### DO THIS
Filter this data down to the lines that hold "不符合题意", and copy them.

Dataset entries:
==*==

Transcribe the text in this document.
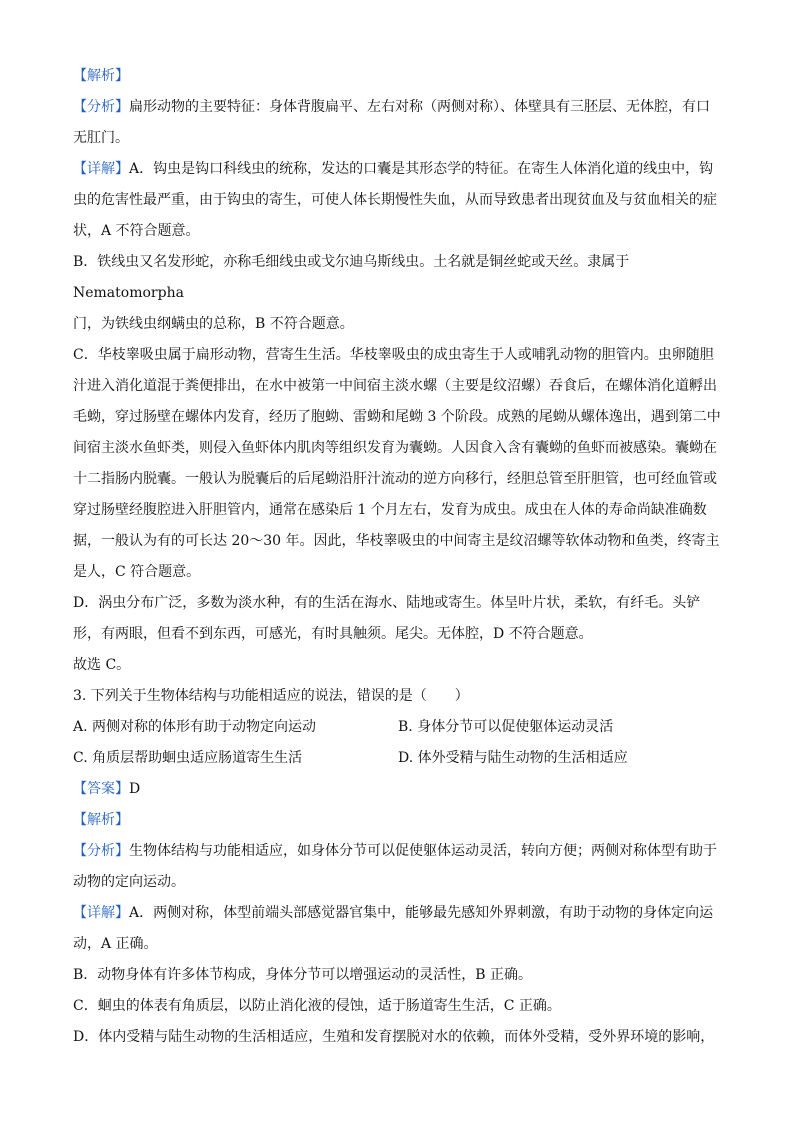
【解析】

【分析】扁形动物的主要特征：身体背腹扁平、左右对称（两侧对称）、体壁具有三胚层、无体腔，有口

无肛门。

【详解】A．钩虫是钩口科线虫的统称，发达的口囊是其形态学的特征。在寄生人体消化道的线虫中，钩

虫的危害性最严重，由于钩虫的寄生，可使人体长期慢性失血，从而导致患者出现贫血及与贫血相关的症

状，A 不符合题意。

B．铁线虫又名发形蛇，亦称毛细线虫或戈尔迪乌斯线虫。土名就是铜丝蛇或天丝。隶属于 Nematomorpha

门，为铁线虫纲螨虫的总称，B 不符合题意。

C．华枝睾吸虫属于扁形动物，营寄生生活。华枝睾吸虫的成虫寄生于人或哺乳动物的胆管内。虫卵随胆

汁进入消化道混于粪便排出，在水中被第一中间宿主淡水螺（主要是纹沼螺）吞食后，在螺体消化道孵出

毛蚴，穿过肠壁在螺体内发育，经历了胞蚴、雷蚴和尾蚴 3 个阶段。成熟的尾蚴从螺体逸出，遇到第二中

间宿主淡水鱼虾类，则侵入鱼虾体内肌肉等组织发育为囊蚴。人因食入含有囊蚴的鱼虾而被感染。囊蚴在

十二指肠内脱囊。一般认为脱囊后的后尾蚴沿肝汁流动的逆方向移行，经胆总管至肝胆管，也可经血管或

穿过肠壁经腹腔进入肝胆管内，通常在感染后 1 个月左右，发育为成虫。成虫在人体的寿命尚缺准确数

据，一般认为有的可长达 20～30 年。因此，华枝睾吸虫的中间寄主是纹沼螺等软体动物和鱼类，终寄主

是人，C 符合题意。

D．涡虫分布广泛，多数为淡水种，有的生活在海水、陆地或寄生。体呈叶片状，柔软，有纤毛。头铲

形，有两眼，但看不到东西，可感光，有时具触须。尾尖。无体腔，D 不符合题意。

故选 C。

3. 下列关于生物体结构与功能相适应的说法，错误的是（　　）

A. 两侧对称的体形有助于动物定向运动	B. 身体分节可以促使躯体运动灵活
C. 角质层帮助蛔虫适应肠道寄生生活	D. 体外受精与陆生动物的生活相适应

【答案】D

【解析】

【分析】生物体结构与功能相适应，如身体分节可以促使躯体运动灵活，转向方便；两侧对称体型有助于

动物的定向运动。

【详解】A．两侧对称，体型前端头部感觉器官集中，能够最先感知外界刺激，有助于动物的身体定向运

动，A 正确。

B．动物身体有许多体节构成，身体分节可以增强运动的灵活性，B 正确。

C．蛔虫的体表有角质层，以防止消化液的侵蚀，适于肠道寄生生活，C 正确。

D．体内受精与陆生动物的生活相适应，生殖和发育摆脱对水的依赖，而体外受精，受外界环境的影响，
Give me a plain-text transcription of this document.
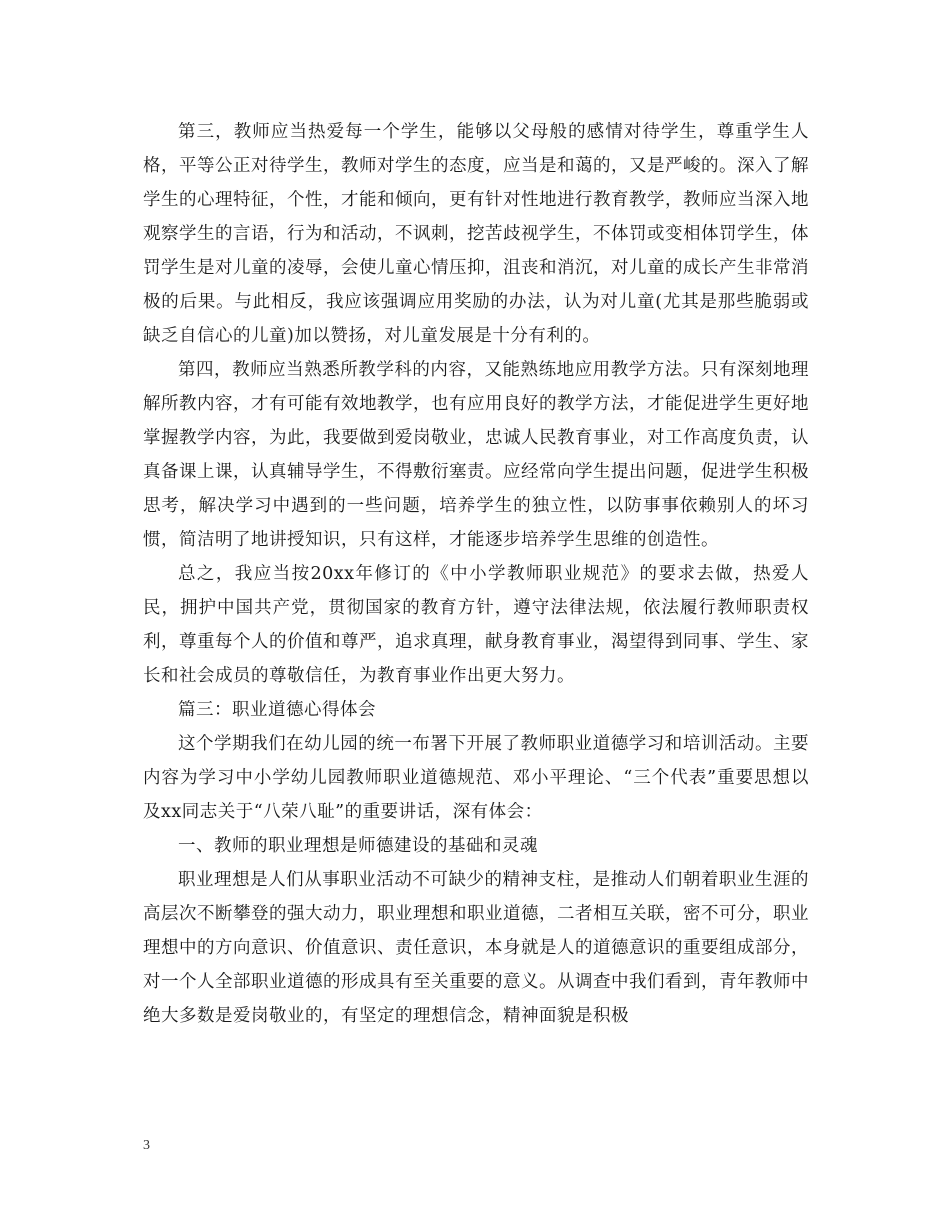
第三，教师应当热爱每一个学生，能够以父母般的感情对待学生，尊重学生人格，平等公正对待学生，教师对学生的态度，应当是和蔼的，又是严峻的。深入了解学生的心理特征，个性，才能和倾向，更有针对性地进行教育教学，教师应当深入地观察学生的言语，行为和活动，不讽刺，挖苦歧视学生，不体罚或变相体罚学生，体罚学生是对儿童的凌辱，会使儿童心情压抑，沮丧和消沉，对儿童的成长产生非常消极的后果。与此相反，我应该强调应用奖励的办法，认为对儿童(尤其是那些脆弱或缺乏自信心的儿童)加以赞扬，对儿童发展是十分有利的。

第四，教师应当熟悉所教学科的内容，又能熟练地应用教学方法。只有深刻地理解所教内容，才有可能有效地教学，也有应用良好的教学方法，才能促进学生更好地掌握教学内容，为此，我要做到爱岗敬业，忠诚人民教育事业，对工作高度负责，认真备课上课，认真辅导学生，不得敷衍塞责。应经常向学生提出问题，促进学生积极思考，解决学习中遇到的一些问题，培养学生的独立性，以防事事依赖别人的坏习惯，简洁明了地讲授知识，只有这样，才能逐步培养学生思维的创造性。

总之，我应当按20xx年修订的《中小学教师职业规范》的要求去做，热爱人民，拥护中国共产党，贯彻国家的教育方针，遵守法律法规，依法履行教师职责权利，尊重每个人的价值和尊严，追求真理，献身教育事业，渴望得到同事、学生、家长和社会成员的尊敬信任，为教育事业作出更大努力。

篇三：职业道德心得体会

这个学期我们在幼儿园的统一布署下开展了教师职业道德学习和培训活动。主要内容为学习中小学幼儿园教师职业道德规范、邓小平理论、“三个代表”重要思想以及xx同志关于“八荣八耻”的重要讲话，深有体会：

一、教师的职业理想是师德建设的基础和灵魂

职业理想是人们从事职业活动不可缺少的精神支柱，是推动人们朝着职业生涯的高层次不断攀登的强大动力，职业理想和职业道德，二者相互关联，密不可分，职业理想中的方向意识、价值意识、责任意识，本身就是人的道德意识的重要组成部分，对一个人全部职业道德的形成具有至关重要的意义。从调查中我们看到，青年教师中绝大多数是爱岗敬业的，有坚定的理想信念，精神面貌是积极

3
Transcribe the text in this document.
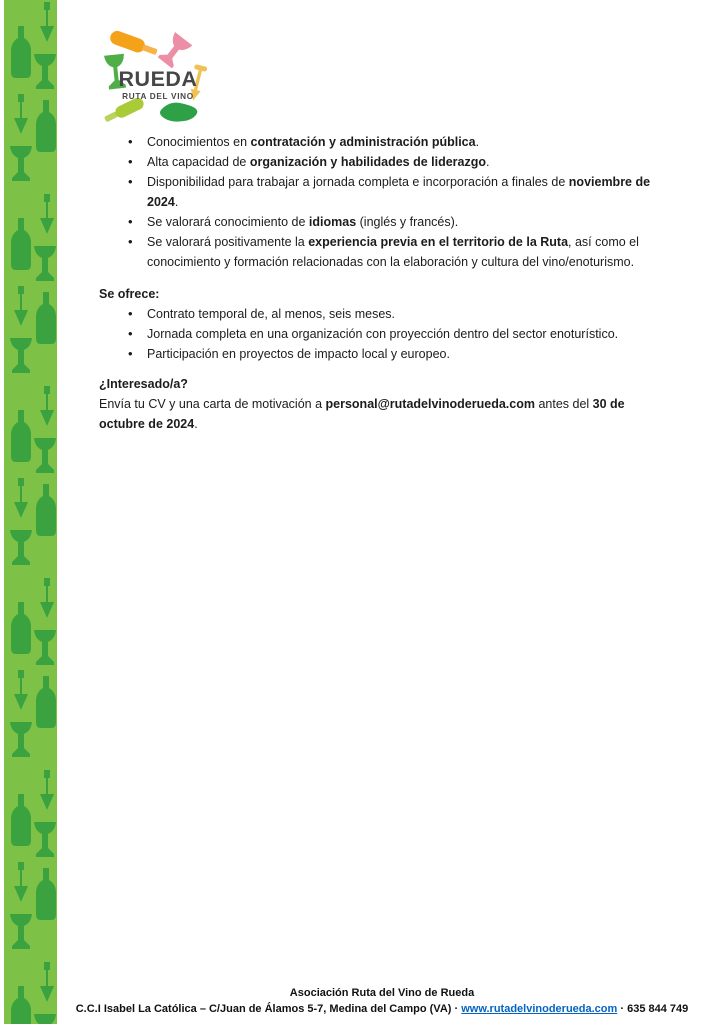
RUEDA
RUTA DEL VINO
• Conocimientos en contratación y administración pública.
• Alta capacidad de organización y habilidades de liderazgo.
• Disponibilidad para trabajar a jornada completa e incorporación a finales de noviembre de
2024.
• Se valorará conocimiento de idiomas (inglés y francés).
• Se valorará positivamente la experiencia previa en el territorio de la Ruta, así como el
conocimiento y formación relacionadas con la elaboración y cultura del vino/enoturismo.

Se ofrece:

• Contrato temporal de, al menos, seis meses.
• Jornada completa en una organización con proyección dentro del sector enoturístico.
• Participación en proyectos de impacto local y europeo.

¿Interesado/a?

Envía tu CV y una carta de motivación a personal@rutadelvinoderueda.com antes del 30 de
octubre de 2024.

Asociación Ruta del Vino de Rueda
C.C.I Isabel La Católica – C/Juan de Álamos 5-7, Medina del Campo (VA) · www.rutadelvinoderueda.com · 635 844 749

==*==

### ANSWER TO THIS EXERCISE
状，A 不符合题意。
门，为铁线虫纲螨虫的总称，B 不符合题意。
形，有两眼，但看不到东西，可感光，有时具触须。尾尖。无体腔，D 不符合题意。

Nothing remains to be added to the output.